▸ What you will do
Copy out the lines that include the word "Small".

-------- Supplied data --------

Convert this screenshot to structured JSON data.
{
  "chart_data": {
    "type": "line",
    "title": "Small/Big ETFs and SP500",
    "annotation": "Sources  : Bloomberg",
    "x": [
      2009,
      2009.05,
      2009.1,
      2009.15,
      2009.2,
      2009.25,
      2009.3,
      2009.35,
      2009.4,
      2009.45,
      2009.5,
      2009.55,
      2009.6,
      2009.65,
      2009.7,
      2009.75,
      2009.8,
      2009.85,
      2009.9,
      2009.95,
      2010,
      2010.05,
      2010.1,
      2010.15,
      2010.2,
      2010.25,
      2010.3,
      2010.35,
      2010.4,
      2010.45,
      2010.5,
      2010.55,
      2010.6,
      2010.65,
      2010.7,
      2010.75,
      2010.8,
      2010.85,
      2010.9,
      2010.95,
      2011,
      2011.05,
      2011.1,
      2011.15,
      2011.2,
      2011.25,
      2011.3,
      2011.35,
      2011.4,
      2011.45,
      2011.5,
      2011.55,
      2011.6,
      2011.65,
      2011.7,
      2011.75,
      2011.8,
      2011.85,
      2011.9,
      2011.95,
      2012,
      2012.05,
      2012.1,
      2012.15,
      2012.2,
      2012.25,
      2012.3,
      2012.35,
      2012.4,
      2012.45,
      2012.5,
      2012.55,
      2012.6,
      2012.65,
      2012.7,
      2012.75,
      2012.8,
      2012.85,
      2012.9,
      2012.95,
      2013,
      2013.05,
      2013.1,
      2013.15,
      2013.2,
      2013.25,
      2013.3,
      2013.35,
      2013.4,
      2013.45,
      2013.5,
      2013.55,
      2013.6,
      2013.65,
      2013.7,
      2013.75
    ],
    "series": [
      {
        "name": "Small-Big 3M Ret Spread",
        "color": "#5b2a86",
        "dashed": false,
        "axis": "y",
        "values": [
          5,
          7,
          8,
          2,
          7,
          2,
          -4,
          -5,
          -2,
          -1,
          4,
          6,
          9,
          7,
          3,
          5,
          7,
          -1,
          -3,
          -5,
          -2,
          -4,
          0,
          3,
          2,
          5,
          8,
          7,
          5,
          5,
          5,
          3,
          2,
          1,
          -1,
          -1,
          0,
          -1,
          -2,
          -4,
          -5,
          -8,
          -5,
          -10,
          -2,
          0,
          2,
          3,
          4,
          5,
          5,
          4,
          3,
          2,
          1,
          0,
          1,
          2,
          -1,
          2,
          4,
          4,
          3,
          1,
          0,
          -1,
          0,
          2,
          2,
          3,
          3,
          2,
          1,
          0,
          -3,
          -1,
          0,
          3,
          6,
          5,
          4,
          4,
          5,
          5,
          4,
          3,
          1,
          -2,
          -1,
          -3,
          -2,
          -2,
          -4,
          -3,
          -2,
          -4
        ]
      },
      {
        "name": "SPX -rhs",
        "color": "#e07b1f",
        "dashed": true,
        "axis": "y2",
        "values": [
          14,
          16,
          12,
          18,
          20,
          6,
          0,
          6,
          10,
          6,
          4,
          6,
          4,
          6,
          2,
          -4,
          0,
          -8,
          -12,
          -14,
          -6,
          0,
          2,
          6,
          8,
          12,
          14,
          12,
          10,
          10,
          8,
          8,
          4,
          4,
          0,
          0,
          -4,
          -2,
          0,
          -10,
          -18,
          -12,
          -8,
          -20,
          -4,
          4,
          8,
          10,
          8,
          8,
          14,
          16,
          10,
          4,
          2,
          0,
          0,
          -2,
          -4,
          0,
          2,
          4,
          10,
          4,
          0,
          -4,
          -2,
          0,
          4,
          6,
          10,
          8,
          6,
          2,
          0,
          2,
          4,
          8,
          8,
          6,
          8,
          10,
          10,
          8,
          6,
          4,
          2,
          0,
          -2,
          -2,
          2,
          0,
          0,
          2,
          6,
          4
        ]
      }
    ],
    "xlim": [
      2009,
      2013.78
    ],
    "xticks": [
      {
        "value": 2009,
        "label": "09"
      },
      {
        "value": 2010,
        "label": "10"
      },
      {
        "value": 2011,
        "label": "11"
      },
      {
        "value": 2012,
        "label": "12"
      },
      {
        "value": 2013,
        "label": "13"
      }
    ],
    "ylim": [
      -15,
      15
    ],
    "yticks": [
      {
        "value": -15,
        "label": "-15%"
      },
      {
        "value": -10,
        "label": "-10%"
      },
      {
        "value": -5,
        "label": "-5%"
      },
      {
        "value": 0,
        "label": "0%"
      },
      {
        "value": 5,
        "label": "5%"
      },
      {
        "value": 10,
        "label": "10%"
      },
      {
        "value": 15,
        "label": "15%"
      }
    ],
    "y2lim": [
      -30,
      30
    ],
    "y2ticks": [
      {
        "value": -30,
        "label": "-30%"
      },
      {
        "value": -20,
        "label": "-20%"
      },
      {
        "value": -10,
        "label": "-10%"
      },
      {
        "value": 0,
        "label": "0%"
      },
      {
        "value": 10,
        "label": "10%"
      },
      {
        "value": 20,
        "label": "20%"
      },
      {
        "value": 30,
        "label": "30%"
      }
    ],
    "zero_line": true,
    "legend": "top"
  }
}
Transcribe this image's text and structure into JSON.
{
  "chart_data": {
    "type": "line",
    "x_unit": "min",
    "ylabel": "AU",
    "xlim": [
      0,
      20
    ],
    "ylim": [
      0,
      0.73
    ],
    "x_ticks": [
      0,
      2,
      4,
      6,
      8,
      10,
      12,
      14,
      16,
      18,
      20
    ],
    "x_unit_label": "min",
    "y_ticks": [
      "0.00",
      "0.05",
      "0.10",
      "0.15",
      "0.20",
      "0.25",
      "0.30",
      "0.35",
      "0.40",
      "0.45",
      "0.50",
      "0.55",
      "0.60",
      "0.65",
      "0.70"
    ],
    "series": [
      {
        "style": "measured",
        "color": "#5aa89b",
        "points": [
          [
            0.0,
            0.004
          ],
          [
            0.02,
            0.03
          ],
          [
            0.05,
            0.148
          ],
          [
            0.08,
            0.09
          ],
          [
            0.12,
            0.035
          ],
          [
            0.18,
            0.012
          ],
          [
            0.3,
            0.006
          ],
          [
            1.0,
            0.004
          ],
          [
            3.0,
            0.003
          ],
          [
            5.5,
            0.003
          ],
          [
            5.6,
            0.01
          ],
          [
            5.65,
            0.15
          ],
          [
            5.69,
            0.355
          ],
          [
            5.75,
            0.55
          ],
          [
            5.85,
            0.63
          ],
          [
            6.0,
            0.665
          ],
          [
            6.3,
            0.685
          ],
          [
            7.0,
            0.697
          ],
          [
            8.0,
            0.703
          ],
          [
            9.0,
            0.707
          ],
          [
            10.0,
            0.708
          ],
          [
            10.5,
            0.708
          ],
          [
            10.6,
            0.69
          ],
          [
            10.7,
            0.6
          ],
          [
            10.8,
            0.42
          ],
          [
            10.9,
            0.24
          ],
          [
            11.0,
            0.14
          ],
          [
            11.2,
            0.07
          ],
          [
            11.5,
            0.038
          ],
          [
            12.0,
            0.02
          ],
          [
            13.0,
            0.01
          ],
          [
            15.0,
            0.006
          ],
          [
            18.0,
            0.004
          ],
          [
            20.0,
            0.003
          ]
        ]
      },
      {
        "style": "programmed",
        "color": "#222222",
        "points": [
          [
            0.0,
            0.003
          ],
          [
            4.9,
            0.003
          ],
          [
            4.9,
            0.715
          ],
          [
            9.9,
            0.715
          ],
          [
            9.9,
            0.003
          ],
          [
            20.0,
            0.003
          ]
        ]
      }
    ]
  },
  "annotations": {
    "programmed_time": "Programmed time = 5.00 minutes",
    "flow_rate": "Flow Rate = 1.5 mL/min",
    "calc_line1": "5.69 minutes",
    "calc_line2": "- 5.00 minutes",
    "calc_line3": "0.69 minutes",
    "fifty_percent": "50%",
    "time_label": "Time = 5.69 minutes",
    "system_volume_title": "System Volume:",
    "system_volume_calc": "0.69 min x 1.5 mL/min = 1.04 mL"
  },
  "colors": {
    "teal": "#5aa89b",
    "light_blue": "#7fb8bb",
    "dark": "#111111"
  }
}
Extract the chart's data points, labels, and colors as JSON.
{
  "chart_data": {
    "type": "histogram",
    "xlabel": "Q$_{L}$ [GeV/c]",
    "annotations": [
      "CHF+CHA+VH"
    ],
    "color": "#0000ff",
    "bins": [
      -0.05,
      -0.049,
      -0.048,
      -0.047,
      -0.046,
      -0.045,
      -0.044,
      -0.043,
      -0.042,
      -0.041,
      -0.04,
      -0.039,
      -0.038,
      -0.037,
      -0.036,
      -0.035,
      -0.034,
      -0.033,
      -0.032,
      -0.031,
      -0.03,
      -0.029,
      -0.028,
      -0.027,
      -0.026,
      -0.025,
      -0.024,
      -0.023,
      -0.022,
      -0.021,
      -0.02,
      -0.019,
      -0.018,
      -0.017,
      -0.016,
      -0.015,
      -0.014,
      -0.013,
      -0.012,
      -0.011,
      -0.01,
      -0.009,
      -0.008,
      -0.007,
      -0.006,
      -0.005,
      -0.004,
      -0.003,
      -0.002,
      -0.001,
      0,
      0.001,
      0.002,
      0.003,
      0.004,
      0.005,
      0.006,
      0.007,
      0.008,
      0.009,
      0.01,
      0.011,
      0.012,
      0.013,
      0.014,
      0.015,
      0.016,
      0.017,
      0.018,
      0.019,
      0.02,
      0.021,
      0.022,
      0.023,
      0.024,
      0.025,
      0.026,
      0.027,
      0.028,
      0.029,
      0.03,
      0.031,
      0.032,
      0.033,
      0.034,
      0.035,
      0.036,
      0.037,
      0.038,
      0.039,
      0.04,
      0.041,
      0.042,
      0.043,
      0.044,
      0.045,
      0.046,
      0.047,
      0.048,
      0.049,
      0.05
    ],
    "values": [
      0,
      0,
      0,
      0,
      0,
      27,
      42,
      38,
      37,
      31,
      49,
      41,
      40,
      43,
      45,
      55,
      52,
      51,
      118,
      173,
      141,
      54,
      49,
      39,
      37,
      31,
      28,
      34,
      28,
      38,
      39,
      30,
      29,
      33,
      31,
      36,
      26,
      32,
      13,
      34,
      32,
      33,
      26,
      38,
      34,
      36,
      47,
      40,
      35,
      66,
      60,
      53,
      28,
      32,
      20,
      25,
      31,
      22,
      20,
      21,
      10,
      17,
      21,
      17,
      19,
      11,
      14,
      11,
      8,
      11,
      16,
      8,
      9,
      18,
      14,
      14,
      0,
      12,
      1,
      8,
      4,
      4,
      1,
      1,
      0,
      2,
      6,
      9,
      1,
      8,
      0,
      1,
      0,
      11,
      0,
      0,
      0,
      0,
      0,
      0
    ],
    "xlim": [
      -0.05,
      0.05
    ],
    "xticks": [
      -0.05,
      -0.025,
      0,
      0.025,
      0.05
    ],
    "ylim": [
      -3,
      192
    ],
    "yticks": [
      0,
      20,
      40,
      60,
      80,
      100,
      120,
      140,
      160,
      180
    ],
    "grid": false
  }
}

--------

▸ Output of the task
    "title": "Small/Big ETFs and SP500",
        "name": "Small-Big 3M Ret Spread",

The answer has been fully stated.